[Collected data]
__________

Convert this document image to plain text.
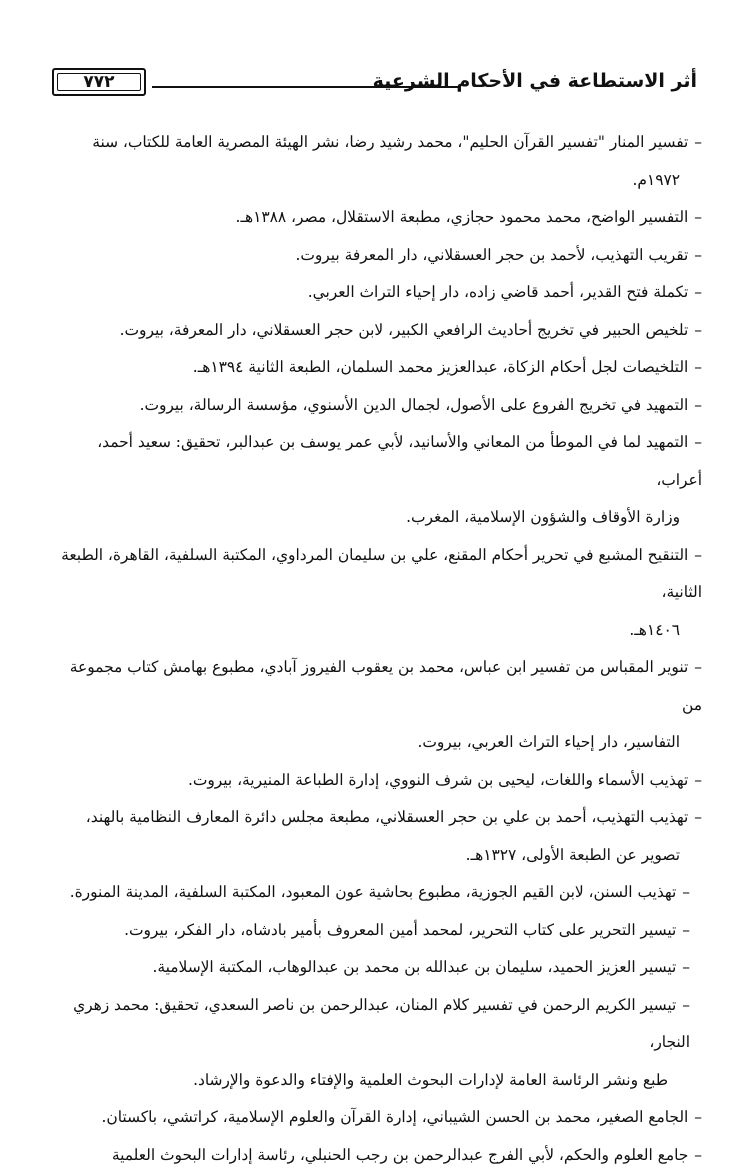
٧٧٢	أثر الاستطاعة في الأحكام الشرعية

–تفسير المنار "تفسير القرآن الحليم"، محمد رشيد رضا، نشر الهيئة المصرية العامة للكتاب، سنة
١٩٧٢م.

–التفسير الواضح، محمد محمود حجازي، مطبعة الاستقلال، مصر، ١٣٨٨هـ.

–تقريب التهذيب، لأحمد بن حجر العسقلاني، دار المعرفة بيروت.

–تكملة فتح القدير، أحمد قاضي زاده، دار إحياء التراث العربي.

–تلخيص الحبير في تخريج أحاديث الرافعي الكبير، لابن حجر العسقلاني، دار المعرفة، بيروت.

–التلخيصات لجل أحكام الزكاة، عبدالعزيز محمد السلمان، الطبعة الثانية ١٣٩٤هـ.

–التمهيد في تخريج الفروع على الأصول، لجمال الدين الأسنوي، مؤسسة الرسالة، بيروت.

–التمهيد لما في الموطأ من المعاني والأسانيد، لأبي عمر يوسف بن عبدالبر، تحقيق: سعيد أحمد، أعراب،
وزارة الأوقاف والشؤون الإسلامية، المغرب.

–التنقيح المشبع في تحرير أحكام المقنع، علي بن سليمان المرداوي، المكتبة السلفية، القاهرة، الطبعة الثانية،
١٤٠٦هـ.

–تنوير المقباس من تفسير ابن عباس، محمد بن يعقوب الفيروز آبادي، مطبوع بهامش كتاب مجموعة من
التفاسير، دار إحياء التراث العربي، بيروت.

–تهذيب الأسماء واللغات، ليحيى بن شرف النووي، إدارة الطباعة المنيرية، بيروت.

–تهذيب التهذيب، أحمد بن علي بن حجر العسقلاني، مطبعة مجلس دائرة المعارف النظامية بالهند،
تصوير عن الطبعة الأولى، ١٣٢٧هـ.

–تهذيب السنن، لابن القيم الجوزية، مطبوع بحاشية عون المعبود، المكتبة السلفية، المدينة المنورة.

–تيسير التحرير على كتاب التحرير، لمحمد أمين المعروف بأمير بادشاه، دار الفكر، بيروت.

–تيسير العزيز الحميد، سليمان بن عبدالله بن محمد بن عبدالوهاب، المكتبة الإسلامية.

–تيسير الكريم الرحمن في تفسير كلام المنان، عبدالرحمن بن ناصر السعدي، تحقيق: محمد زهري النجار،
طبع ونشر الرئاسة العامة لإدارات البحوث العلمية والإفتاء والدعوة والإرشاد.

–الجامع الصغير، محمد بن الحسن الشيباني، إدارة القرآن والعلوم الإسلامية، كراتشي، باكستان.

–جامع العلوم والحكم، لأبي الفرج عبدالرحمن بن رجب الحنبلي، رئاسة إدارات البحوث العلمية
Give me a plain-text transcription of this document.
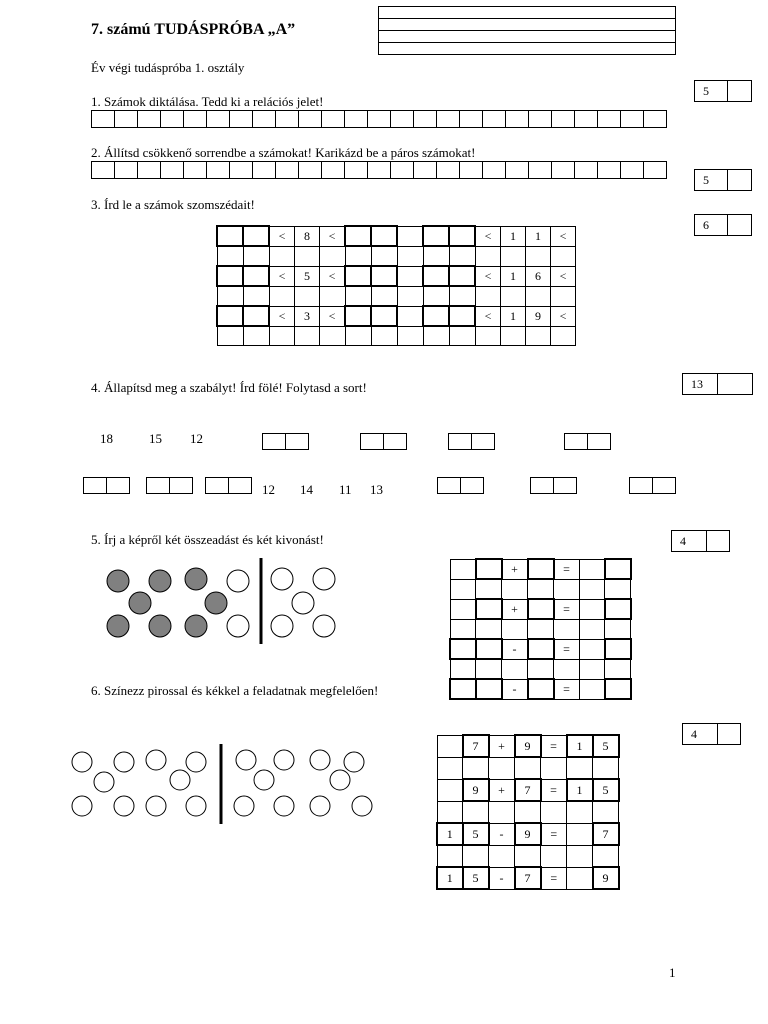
7. számú TUDÁSPRÓBA „A”
Év végi tudáspróba 1. osztály
5
1. Számok diktálása. Tedd ki a relációs jelet!
2. Állítsd csökkenő sorrendbe a számokat! Karikázd be a páros számokat!
5
3. Írd le a számok szomszédait!
6
		<	8	<						<	1	1	<

		<	5	<						<	1	6	<

		<	3	<						<	1	9	<

4. Állapítsd meg a szabályt! Írd fölé! Folytasd a sort!	13
18	15 12
12 14 11 13
5. Írj a képről két összeadást és két kivonást!	4
		+		=		

		+		=		

		-		=		

		-		=		
6. Színezz pirossal és kékkel a feladatnak megfelelően!
4
	7	+	9	=	1	5

	9	+	7	=	1	5

1	5	-	9	=		7

1	5	-	7	=		9
1
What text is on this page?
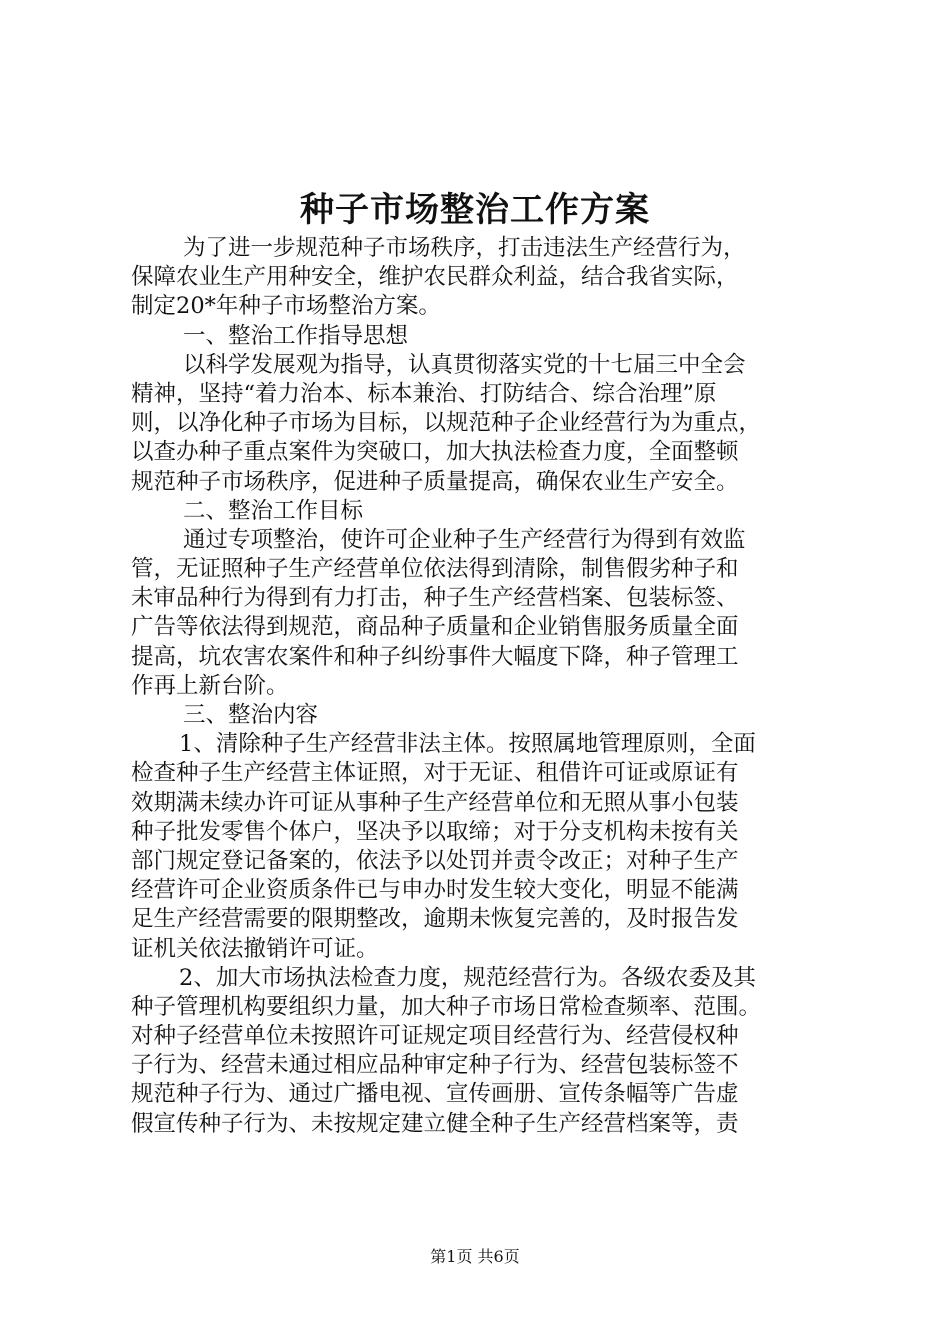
种子市场整治工作方案
为了进一步规范种子市场秩序，打击违法生产经营行为，
保障农业生产用种安全，维护农民群众利益，结合我省实际，
制定20*年种子市场整治方案。
一、整治工作指导思想
以科学发展观为指导，认真贯彻落实党的十七届三中全会
精神，坚持“着力治本、标本兼治、打防结合、综合治理”原
则，以净化种子市场为目标，以规范种子企业经营行为为重点，
以查办种子重点案件为突破口，加大执法检查力度，全面整顿
规范种子市场秩序，促进种子质量提高，确保农业生产安全。
二、整治工作目标
通过专项整治，使许可企业种子生产经营行为得到有效监
管，无证照种子生产经营单位依法得到清除，制售假劣种子和
未审品种行为得到有力打击，种子生产经营档案、包装标签、
广告等依法得到规范，商品种子质量和企业销售服务质量全面
提高，坑农害农案件和种子纠纷事件大幅度下降，种子管理工
作再上新台阶。
三、整治内容
1、清除种子生产经营非法主体。按照属地管理原则，全面
检查种子生产经营主体证照，对于无证、租借许可证或原证有
效期满未续办许可证从事种子生产经营单位和无照从事小包装
种子批发零售个体户，坚决予以取缔；对于分支机构未按有关
部门规定登记备案的，依法予以处罚并责令改正；对种子生产
经营许可企业资质条件已与申办时发生较大变化，明显不能满
足生产经营需要的限期整改，逾期未恢复完善的，及时报告发
证机关依法撤销许可证。
2、加大市场执法检查力度，规范经营行为。各级农委及其
种子管理机构要组织力量，加大种子市场日常检查频率、范围。
对种子经营单位未按照许可证规定项目经营行为、经营侵权种
子行为、经营未通过相应品种审定种子行为、经营包装标签不
规范种子行为、通过广播电视、宣传画册、宣传条幅等广告虚
假宣传种子行为、未按规定建立健全种子生产经营档案等，责
第1页 共6页
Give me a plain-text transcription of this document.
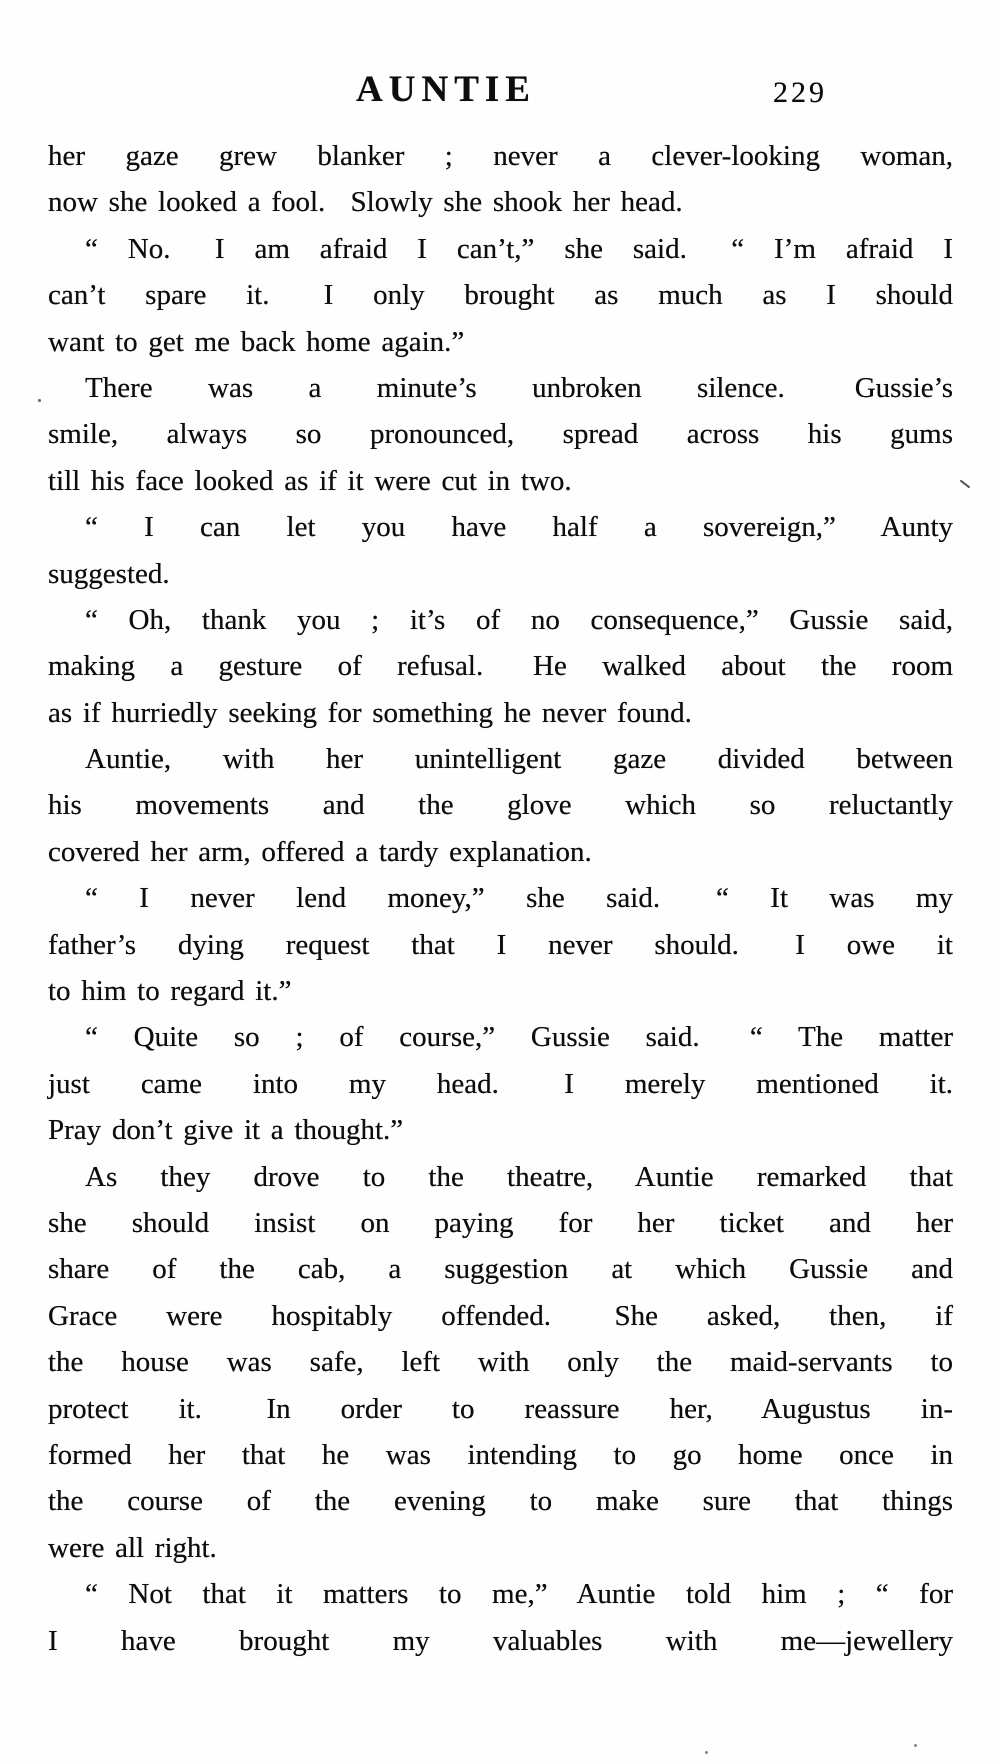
AUNTIE	229
her gaze grew blanker ; never a clever-looking woman,
now she looked a fool.  Slowly she shook her head.
“ No.  I am afraid I can’t,” she said.  “ I’m afraid I
can’t spare it.  I only brought as much as I should
want to get me back home again.”
There was a minute’s unbroken silence.  Gussie’s
smile, always so pronounced, spread across his gums
till his face looked as if it were cut in two.
“ I can let you have half a sovereign,” Aunty
suggested.
“ Oh, thank you ; it’s of no consequence,” Gussie said,
making a gesture of refusal.  He walked about the room
as if hurriedly seeking for something he never found.
Auntie, with her unintelligent gaze divided between
his movements and the glove which so reluctantly
covered her arm, offered a tardy explanation.
“ I never lend money,” she said.  “ It was my
father’s dying request that I never should.  I owe it
to him to regard it.”
“ Quite so ; of course,” Gussie said.  “ The matter
just came into my head.  I merely mentioned it.
Pray don’t give it a thought.”
As they drove to the theatre, Auntie remarked that
she should insist on paying for her ticket and her
share of the cab, a suggestion at which Gussie and
Grace were hospitably offended.  She asked, then, if
the house was safe, left with only the maid-servants to
protect it.  In order to reassure her, Augustus in-
formed her that he was intending to go home once in
the course of the evening to make sure that things
were all right.
“ Not that it matters to me,” Auntie told him ; “ for
I have brought my valuables with me—jewellery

__________

Give an exact reproduction of every line, leaving out any picture.

Response
Convert this document image to plain text.
٧٧٢	أثر الاستطاعة في الأحكام الشرعية

–تفسير المنار "تفسير القرآن الحليم"، محمد رشيد رضا، نشر الهيئة المصرية العامة للكتاب، سنة
١٩٧٢م.

–التفسير الواضح، محمد محمود حجازي، مطبعة الاستقلال، مصر، ١٣٨٨هـ.

–تقريب التهذيب، لأحمد بن حجر العسقلاني، دار المعرفة بيروت.

–تكملة فتح القدير، أحمد قاضي زاده، دار إحياء التراث العربي.

–تلخيص الحبير في تخريج أحاديث الرافعي الكبير، لابن حجر العسقلاني، دار المعرفة، بيروت.

–التلخيصات لجل أحكام الزكاة، عبدالعزيز محمد السلمان، الطبعة الثانية ١٣٩٤هـ.

–التمهيد في تخريج الفروع على الأصول، لجمال الدين الأسنوي، مؤسسة الرسالة، بيروت.

–التمهيد لما في الموطأ من المعاني والأسانيد، لأبي عمر يوسف بن عبدالبر، تحقيق: سعيد أحمد، أعراب،
وزارة الأوقاف والشؤون الإسلامية، المغرب.

–التنقيح المشبع في تحرير أحكام المقنع، علي بن سليمان المرداوي، المكتبة السلفية، القاهرة، الطبعة الثانية،
١٤٠٦هـ.

–تنوير المقباس من تفسير ابن عباس، محمد بن يعقوب الفيروز آبادي، مطبوع بهامش كتاب مجموعة من
التفاسير، دار إحياء التراث العربي، بيروت.

–تهذيب الأسماء واللغات، ليحيى بن شرف النووي، إدارة الطباعة المنيرية، بيروت.

–تهذيب التهذيب، أحمد بن علي بن حجر العسقلاني، مطبعة مجلس دائرة المعارف النظامية بالهند،
تصوير عن الطبعة الأولى، ١٣٢٧هـ.

–تهذيب السنن، لابن القيم الجوزية، مطبوع بحاشية عون المعبود، المكتبة السلفية، المدينة المنورة.

–تيسير التحرير على كتاب التحرير، لمحمد أمين المعروف بأمير بادشاه، دار الفكر، بيروت.

–تيسير العزيز الحميد، سليمان بن عبدالله بن محمد بن عبدالوهاب، المكتبة الإسلامية.

–تيسير الكريم الرحمن في تفسير كلام المنان، عبدالرحمن بن ناصر السعدي، تحقيق: محمد زهري النجار،
طبع ونشر الرئاسة العامة لإدارات البحوث العلمية والإفتاء والدعوة والإرشاد.

–الجامع الصغير، محمد بن الحسن الشيباني، إدارة القرآن والعلوم الإسلامية، كراتشي، باكستان.

–جامع العلوم والحكم، لأبي الفرج عبدالرحمن بن رجب الحنبلي، رئاسة إدارات البحوث العلمية
Give me a plain-text transcription of this document.
7. számú TUDÁSPRÓBA „A”
Év végi tudáspróba 1. osztály
5
1. Számok diktálása. Tedd ki a relációs jelet!
2. Állítsd csökkenő sorrendbe a számokat! Karikázd be a páros számokat!
5
3. Írd le a számok szomszédait!
6
		<	8	<						<	1	1	<

		<	5	<						<	1	6	<

		<	3	<						<	1	9	<

4. Állapítsd meg a szabályt! Írd fölé! Folytasd a sort!	13
18	15 12
12 14 11 13
5. Írj a képről két összeadást és két kivonást!	4
		+		=		

		+		=		

		-		=		

		-		=		
6. Színezz pirossal és kékkel a feladatnak megfelelően!
4
	7	+	9	=	1	5

	9	+	7	=	1	5

1	5	-	9	=		7

1	5	-	7	=		9
1
What text is on this page?
种子市场整治工作方案
为了进一步规范种子市场秩序，打击违法生产经营行为，
保障农业生产用种安全，维护农民群众利益，结合我省实际，
制定20*年种子市场整治方案。
一、整治工作指导思想
以科学发展观为指导，认真贯彻落实党的十七届三中全会
精神，坚持“着力治本、标本兼治、打防结合、综合治理”原
则，以净化种子市场为目标，以规范种子企业经营行为为重点，
以查办种子重点案件为突破口，加大执法检查力度，全面整顿
规范种子市场秩序，促进种子质量提高，确保农业生产安全。
二、整治工作目标
通过专项整治，使许可企业种子生产经营行为得到有效监
管，无证照种子生产经营单位依法得到清除，制售假劣种子和
未审品种行为得到有力打击，种子生产经营档案、包装标签、
广告等依法得到规范，商品种子质量和企业销售服务质量全面
提高，坑农害农案件和种子纠纷事件大幅度下降，种子管理工
作再上新台阶。
三、整治内容
1、清除种子生产经营非法主体。按照属地管理原则，全面
检查种子生产经营主体证照，对于无证、租借许可证或原证有
效期满未续办许可证从事种子生产经营单位和无照从事小包装
种子批发零售个体户，坚决予以取缔；对于分支机构未按有关
部门规定登记备案的，依法予以处罚并责令改正；对种子生产
经营许可企业资质条件已与申办时发生较大变化，明显不能满
足生产经营需要的限期整改，逾期未恢复完善的，及时报告发
证机关依法撤销许可证。
2、加大市场执法检查力度，规范经营行为。各级农委及其
种子管理机构要组织力量，加大种子市场日常检查频率、范围。
对种子经营单位未按照许可证规定项目经营行为、经营侵权种
子行为、经营未通过相应品种审定种子行为、经营包装标签不
规范种子行为、通过广播电视、宣传画册、宣传条幅等广告虚
假宣传种子行为、未按规定建立健全种子生产经营档案等，责
第1页 共6页
Give me a plain-text transcription of this document.
AUNTIE	229
her gaze grew blanker ; never a clever-looking woman,
now she looked a fool.  Slowly she shook her head.
“ No.  I am afraid I can’t,” she said.  “ I’m afraid I
can’t spare it.  I only brought as much as I should
want to get me back home again.”
There was a minute’s unbroken silence.  Gussie’s
smile, always so pronounced, spread across his gums
till his face looked as if it were cut in two.
“ I can let you have half a sovereign,” Aunty
suggested.
“ Oh, thank you ; it’s of no consequence,” Gussie said,
making a gesture of refusal.  He walked about the room
as if hurriedly seeking for something he never found.
Auntie, with her unintelligent gaze divided between
his movements and the glove which so reluctantly
covered her arm, offered a tardy explanation.
“ I never lend money,” she said.  “ It was my
father’s dying request that I never should.  I owe it
to him to regard it.”
“ Quite so ; of course,” Gussie said.  “ The matter
just came into my head.  I merely mentioned it.
Pray don’t give it a thought.”
As they drove to the theatre, Auntie remarked that
she should insist on paying for her ticket and her
share of the cab, a suggestion at which Gussie and
Grace were hospitably offended.  She asked, then, if
the house was safe, left with only the maid-servants to
protect it.  In order to reassure her, Augustus in-
formed her that he was intending to go home once in
the course of the evening to make sure that things
were all right.
“ Not that it matters to me,” Auntie told him ; “ for
I have brought my valuables with me—jewellery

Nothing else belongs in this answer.